■ **Problem requirements**
Separate out the lines that hold "сезона".

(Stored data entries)
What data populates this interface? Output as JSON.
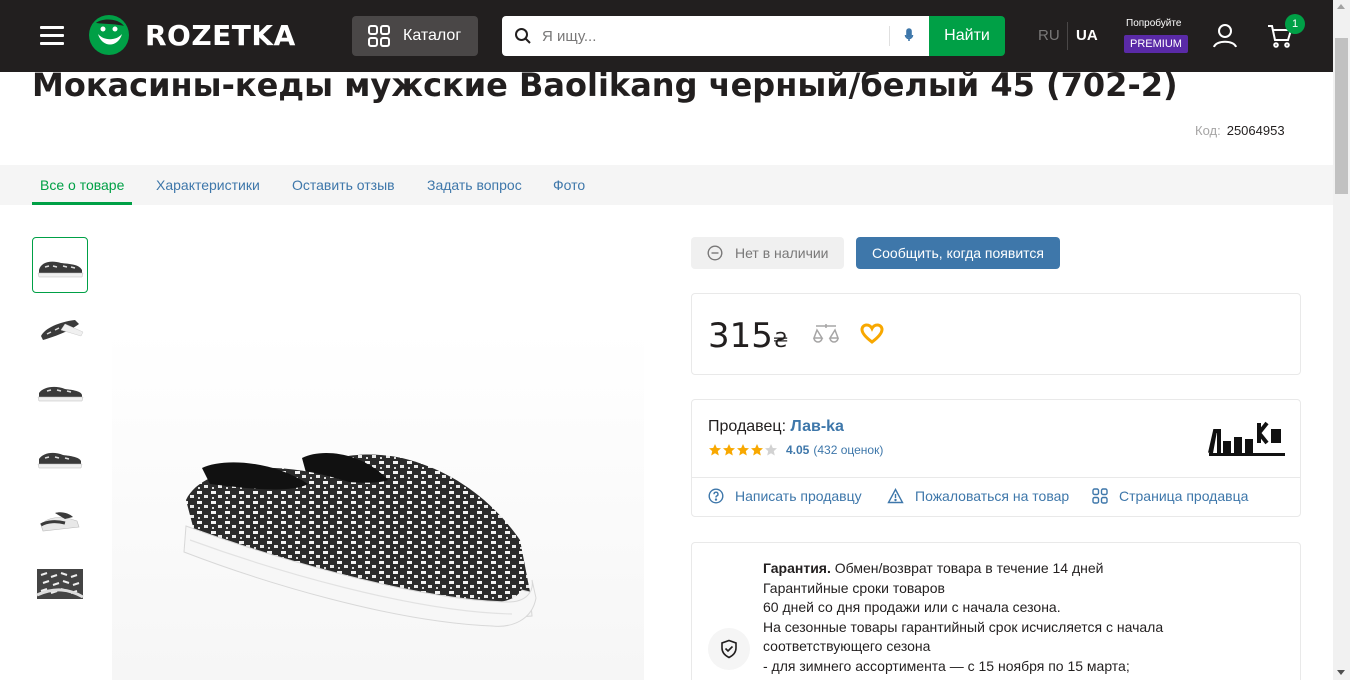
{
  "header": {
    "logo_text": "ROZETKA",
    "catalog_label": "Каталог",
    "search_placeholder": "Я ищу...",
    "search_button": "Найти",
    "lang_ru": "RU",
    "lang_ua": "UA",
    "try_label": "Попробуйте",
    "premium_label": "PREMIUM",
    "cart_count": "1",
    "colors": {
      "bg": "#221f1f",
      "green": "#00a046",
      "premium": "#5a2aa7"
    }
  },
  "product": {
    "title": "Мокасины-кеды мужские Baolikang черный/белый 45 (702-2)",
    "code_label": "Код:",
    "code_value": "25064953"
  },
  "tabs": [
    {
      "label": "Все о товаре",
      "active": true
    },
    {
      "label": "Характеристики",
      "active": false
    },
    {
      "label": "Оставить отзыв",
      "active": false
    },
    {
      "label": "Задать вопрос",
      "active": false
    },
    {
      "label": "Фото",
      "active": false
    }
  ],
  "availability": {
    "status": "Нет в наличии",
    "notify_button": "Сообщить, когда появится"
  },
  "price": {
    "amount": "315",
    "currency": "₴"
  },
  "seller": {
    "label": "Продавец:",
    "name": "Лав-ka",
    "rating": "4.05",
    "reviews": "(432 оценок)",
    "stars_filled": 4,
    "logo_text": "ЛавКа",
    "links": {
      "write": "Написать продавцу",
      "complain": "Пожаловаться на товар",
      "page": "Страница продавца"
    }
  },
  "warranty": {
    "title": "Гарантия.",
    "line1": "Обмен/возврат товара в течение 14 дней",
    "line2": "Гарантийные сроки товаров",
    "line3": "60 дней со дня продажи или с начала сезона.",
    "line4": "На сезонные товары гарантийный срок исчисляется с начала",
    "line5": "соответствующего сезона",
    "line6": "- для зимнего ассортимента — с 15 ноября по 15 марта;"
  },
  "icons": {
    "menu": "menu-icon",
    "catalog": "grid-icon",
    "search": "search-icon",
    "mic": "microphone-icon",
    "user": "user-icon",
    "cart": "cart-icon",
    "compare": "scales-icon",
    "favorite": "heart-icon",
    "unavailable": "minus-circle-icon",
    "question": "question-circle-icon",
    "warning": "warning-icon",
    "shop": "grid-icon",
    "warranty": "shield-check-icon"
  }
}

--

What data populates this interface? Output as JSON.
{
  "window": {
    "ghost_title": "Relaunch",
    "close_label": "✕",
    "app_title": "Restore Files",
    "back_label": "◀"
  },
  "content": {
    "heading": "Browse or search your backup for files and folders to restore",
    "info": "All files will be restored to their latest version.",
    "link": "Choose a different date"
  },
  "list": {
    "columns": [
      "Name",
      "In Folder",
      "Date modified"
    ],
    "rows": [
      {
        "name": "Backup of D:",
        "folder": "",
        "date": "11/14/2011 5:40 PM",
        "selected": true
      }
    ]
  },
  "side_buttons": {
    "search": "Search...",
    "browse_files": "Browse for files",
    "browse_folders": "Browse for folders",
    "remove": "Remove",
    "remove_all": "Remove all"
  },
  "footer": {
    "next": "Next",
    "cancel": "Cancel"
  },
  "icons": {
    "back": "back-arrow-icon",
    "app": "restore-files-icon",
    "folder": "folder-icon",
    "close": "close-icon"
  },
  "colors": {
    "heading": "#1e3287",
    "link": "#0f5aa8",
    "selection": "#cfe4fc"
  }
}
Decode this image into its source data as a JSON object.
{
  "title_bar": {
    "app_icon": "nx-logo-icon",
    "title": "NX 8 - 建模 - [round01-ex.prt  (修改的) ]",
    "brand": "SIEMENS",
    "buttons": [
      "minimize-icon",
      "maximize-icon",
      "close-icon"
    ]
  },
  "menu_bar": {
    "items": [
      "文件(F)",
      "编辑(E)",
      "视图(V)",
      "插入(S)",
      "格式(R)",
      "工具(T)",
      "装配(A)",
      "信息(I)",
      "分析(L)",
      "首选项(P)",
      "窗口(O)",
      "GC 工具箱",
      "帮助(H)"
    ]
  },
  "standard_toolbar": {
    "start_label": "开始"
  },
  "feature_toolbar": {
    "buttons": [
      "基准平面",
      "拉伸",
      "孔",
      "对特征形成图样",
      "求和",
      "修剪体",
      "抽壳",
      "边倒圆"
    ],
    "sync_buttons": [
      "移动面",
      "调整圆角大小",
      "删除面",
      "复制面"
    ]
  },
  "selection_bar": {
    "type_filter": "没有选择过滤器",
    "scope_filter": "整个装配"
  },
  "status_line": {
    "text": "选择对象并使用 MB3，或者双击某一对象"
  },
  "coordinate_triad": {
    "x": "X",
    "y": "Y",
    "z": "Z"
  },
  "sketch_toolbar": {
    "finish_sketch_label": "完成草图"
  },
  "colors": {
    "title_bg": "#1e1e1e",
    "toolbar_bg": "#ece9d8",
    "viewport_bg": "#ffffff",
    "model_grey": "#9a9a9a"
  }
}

■ **Final answer**
    "line3": "60 дней со дня продажи или с начала сезона.",
    "line5": "соответствующего сезона",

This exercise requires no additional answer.